THE PROBLEM:
Give a count of the lines below that have the string "タラゴン" in them, with no other words.

___ DATASET ROWS

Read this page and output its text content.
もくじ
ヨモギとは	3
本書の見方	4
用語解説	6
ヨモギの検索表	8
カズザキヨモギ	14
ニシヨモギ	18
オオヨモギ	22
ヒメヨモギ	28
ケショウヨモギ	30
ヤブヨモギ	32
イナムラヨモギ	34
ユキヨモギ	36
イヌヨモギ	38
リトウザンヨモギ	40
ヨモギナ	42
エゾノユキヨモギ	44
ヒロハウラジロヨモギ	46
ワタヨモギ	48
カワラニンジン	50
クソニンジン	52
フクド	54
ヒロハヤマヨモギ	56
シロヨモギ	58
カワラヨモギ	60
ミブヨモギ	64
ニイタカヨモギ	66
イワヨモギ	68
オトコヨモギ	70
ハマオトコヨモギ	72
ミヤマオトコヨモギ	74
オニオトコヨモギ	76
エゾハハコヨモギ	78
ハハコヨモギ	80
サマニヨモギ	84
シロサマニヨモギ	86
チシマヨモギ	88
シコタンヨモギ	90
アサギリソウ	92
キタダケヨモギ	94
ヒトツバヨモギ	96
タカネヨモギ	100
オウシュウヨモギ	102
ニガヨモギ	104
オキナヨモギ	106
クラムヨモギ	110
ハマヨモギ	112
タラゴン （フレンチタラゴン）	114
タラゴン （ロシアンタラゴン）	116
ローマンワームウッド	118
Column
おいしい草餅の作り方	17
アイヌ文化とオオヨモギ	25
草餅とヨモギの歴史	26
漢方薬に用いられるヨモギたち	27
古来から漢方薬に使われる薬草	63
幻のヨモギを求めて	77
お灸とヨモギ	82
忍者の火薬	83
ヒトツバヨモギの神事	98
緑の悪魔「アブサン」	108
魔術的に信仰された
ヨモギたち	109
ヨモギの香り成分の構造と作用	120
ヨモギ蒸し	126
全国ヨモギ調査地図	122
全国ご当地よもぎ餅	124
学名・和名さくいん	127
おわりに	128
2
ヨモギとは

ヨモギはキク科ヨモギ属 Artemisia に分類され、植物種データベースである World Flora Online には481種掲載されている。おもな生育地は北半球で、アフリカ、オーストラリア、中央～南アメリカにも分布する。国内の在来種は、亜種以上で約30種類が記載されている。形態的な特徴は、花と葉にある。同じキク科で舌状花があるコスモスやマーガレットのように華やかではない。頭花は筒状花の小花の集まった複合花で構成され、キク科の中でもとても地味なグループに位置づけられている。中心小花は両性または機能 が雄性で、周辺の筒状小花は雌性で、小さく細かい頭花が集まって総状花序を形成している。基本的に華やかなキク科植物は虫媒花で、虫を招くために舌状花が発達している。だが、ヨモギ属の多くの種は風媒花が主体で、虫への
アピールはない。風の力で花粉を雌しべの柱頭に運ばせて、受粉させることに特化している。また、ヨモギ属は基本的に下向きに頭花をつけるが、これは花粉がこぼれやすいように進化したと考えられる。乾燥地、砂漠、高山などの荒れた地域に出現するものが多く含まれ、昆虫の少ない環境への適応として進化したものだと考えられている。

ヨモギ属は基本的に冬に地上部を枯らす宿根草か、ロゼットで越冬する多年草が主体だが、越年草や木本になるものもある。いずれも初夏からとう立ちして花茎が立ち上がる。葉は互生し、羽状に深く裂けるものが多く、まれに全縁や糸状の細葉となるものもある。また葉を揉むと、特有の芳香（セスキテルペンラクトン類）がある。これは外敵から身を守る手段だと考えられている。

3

______

RESPONSE TO THIS EXERCISE:
2